■ **Direction**:
Select all lines holding the word "Register" from the entries that follow.
::::
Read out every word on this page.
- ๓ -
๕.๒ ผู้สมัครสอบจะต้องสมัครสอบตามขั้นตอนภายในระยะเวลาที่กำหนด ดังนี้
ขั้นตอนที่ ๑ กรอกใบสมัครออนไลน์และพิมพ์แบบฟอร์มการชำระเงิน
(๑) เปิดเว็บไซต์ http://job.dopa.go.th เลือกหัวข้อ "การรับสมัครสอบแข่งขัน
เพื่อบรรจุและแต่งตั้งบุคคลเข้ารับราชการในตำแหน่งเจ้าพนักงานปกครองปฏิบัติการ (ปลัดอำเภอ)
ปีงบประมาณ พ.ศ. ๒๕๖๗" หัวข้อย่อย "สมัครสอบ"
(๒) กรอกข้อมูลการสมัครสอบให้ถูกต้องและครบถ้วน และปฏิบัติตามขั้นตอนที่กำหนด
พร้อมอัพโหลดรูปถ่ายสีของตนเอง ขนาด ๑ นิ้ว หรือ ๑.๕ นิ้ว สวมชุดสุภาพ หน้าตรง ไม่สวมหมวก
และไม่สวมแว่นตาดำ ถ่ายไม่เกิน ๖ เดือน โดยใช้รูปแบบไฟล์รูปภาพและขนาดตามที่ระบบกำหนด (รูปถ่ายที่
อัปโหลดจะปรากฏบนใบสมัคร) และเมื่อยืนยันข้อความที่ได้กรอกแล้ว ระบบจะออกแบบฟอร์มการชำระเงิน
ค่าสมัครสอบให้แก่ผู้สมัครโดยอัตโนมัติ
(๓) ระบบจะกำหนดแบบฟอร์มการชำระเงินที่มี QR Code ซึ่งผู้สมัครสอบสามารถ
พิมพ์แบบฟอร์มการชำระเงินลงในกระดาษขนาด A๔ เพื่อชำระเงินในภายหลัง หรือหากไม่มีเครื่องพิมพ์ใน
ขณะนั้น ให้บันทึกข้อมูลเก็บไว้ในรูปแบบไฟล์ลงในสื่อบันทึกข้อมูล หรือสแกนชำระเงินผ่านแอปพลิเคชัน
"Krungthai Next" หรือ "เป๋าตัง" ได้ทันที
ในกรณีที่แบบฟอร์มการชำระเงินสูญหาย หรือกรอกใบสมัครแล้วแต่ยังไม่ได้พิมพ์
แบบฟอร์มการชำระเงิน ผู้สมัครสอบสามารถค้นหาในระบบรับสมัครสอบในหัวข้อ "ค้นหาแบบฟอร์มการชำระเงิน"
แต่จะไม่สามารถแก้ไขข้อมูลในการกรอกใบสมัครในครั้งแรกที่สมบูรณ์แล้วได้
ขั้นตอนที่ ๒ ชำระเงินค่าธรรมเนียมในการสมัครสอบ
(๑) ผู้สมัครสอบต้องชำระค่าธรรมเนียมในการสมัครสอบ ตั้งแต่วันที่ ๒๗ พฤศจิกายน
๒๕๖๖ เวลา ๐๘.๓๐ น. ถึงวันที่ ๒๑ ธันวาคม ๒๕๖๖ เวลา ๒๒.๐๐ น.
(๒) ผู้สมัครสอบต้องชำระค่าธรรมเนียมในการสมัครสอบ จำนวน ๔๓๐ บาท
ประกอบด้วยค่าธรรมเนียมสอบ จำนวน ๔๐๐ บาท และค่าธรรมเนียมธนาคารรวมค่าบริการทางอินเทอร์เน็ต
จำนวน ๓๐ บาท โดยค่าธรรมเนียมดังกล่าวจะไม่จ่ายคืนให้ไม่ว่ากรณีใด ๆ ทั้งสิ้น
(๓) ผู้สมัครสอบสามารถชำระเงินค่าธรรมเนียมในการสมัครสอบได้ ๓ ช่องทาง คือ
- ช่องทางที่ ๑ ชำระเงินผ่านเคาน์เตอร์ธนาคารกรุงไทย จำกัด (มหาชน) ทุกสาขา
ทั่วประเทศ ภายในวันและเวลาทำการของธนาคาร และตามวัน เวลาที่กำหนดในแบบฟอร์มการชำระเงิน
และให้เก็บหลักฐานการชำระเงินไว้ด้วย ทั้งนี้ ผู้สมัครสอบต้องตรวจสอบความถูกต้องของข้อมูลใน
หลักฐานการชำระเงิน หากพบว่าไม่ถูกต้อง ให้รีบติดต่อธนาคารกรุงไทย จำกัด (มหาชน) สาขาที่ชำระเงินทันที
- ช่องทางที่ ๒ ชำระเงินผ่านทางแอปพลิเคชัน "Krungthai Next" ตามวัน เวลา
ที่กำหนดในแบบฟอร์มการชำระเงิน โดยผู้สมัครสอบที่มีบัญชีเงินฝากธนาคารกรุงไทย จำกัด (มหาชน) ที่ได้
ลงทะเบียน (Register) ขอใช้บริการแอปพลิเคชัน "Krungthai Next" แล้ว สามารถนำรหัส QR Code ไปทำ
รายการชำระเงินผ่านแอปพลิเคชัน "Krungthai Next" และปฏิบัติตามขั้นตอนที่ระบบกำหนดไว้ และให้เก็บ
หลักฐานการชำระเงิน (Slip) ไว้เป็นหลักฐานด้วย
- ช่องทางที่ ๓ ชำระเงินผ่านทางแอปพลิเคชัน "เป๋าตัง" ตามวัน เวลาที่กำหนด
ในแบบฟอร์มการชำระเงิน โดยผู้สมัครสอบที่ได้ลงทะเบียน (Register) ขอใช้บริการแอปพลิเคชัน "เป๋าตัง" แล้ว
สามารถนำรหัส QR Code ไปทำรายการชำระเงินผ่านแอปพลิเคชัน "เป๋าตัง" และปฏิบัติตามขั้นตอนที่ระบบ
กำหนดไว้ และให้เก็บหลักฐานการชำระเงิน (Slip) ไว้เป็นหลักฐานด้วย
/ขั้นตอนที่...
::::
■ **Result of the task**:
ลงทะเบียน (Register) ขอใช้บริการแอปพลิเคชัน "Krungthai Next" แล้ว สามารถนำรหัส QR Code ไปทำ
ในแบบฟอร์มการชำระเงิน โดยผู้สมัครสอบที่ได้ลงทะเบียน (Register) ขอใช้บริการแอปพลิเคชัน "เป๋าตัง" แล้ว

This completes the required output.